Out of the lines in this data, how many include "text"? Give the number and nothing else.

[Dataset rows]

++++++++++

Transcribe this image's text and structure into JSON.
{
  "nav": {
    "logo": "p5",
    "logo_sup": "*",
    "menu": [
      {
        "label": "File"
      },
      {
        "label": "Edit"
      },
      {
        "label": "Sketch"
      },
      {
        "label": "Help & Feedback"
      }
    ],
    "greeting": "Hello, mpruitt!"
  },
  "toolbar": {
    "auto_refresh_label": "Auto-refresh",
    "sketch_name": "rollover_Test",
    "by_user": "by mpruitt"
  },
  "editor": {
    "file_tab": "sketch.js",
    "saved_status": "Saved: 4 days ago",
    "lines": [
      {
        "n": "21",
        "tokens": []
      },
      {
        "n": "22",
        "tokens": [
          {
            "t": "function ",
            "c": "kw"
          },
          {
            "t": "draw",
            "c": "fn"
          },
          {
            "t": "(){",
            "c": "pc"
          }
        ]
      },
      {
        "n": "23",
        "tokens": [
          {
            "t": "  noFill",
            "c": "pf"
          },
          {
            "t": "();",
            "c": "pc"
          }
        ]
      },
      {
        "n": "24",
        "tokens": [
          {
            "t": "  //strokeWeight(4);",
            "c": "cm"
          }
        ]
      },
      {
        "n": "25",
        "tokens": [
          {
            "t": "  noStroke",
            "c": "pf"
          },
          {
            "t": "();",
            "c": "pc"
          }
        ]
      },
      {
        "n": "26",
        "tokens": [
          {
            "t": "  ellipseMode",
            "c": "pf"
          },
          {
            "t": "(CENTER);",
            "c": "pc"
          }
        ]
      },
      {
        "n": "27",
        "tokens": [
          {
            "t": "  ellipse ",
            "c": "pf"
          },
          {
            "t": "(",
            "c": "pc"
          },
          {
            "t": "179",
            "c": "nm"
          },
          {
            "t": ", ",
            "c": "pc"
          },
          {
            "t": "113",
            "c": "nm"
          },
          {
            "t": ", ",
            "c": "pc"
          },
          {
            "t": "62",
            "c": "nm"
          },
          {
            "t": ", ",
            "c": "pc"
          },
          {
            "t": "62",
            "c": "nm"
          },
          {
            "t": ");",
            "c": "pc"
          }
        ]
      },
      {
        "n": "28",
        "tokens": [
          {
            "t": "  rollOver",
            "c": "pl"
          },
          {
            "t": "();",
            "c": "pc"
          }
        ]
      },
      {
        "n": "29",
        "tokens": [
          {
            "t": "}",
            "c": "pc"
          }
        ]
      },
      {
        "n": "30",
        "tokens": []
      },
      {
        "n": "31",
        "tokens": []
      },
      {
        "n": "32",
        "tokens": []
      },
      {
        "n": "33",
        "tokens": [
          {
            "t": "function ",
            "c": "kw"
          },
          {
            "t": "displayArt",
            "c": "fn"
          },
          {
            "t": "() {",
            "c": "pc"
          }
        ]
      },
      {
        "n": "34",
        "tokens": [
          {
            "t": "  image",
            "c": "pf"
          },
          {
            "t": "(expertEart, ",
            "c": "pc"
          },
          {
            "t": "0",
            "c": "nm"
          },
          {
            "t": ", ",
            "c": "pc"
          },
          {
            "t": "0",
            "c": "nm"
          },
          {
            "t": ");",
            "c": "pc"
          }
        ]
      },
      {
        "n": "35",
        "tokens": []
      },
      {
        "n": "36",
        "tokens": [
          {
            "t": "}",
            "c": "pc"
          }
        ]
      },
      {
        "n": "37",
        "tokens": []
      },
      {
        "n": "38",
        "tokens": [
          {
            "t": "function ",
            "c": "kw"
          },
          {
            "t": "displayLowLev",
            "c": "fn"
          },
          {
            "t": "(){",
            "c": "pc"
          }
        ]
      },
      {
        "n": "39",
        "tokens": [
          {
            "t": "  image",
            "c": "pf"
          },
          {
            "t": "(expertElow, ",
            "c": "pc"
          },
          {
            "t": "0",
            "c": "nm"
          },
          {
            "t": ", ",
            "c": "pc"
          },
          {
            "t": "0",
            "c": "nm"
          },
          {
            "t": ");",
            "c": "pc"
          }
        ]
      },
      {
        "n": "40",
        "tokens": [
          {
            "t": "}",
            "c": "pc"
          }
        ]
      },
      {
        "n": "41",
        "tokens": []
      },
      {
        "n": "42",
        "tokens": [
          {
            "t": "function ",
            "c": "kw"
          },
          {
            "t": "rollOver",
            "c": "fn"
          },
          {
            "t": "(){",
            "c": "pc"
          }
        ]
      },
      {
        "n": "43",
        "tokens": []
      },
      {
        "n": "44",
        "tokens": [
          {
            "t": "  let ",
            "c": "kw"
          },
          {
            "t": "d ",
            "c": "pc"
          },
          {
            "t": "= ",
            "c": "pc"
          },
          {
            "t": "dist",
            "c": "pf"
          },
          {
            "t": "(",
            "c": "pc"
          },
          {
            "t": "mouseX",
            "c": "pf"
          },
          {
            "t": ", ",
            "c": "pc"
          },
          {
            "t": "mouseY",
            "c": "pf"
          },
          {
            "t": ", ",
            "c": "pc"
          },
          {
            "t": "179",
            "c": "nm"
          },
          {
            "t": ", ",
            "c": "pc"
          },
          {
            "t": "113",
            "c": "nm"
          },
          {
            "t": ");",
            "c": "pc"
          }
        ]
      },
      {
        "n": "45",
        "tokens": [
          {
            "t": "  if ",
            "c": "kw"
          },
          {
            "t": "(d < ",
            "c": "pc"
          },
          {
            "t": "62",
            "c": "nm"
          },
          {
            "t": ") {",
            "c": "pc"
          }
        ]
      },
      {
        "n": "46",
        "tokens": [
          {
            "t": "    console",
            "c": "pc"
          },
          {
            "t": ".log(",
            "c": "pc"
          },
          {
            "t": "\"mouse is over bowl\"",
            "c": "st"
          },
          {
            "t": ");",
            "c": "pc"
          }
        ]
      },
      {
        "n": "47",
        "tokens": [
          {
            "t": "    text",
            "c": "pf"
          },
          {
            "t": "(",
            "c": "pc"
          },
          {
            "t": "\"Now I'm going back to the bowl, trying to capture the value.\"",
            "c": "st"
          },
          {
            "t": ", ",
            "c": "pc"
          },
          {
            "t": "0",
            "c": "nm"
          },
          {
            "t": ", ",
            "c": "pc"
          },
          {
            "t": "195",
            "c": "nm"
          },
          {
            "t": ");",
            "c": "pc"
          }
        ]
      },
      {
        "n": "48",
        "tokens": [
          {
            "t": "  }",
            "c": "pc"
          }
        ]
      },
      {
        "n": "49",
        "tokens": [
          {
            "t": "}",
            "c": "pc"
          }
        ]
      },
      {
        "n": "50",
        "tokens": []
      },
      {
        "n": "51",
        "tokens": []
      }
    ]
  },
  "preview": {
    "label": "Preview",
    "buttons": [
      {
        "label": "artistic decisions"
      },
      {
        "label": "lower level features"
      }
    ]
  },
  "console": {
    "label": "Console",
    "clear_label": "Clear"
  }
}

++++++++++

■ **FULL SOLUTION**: 2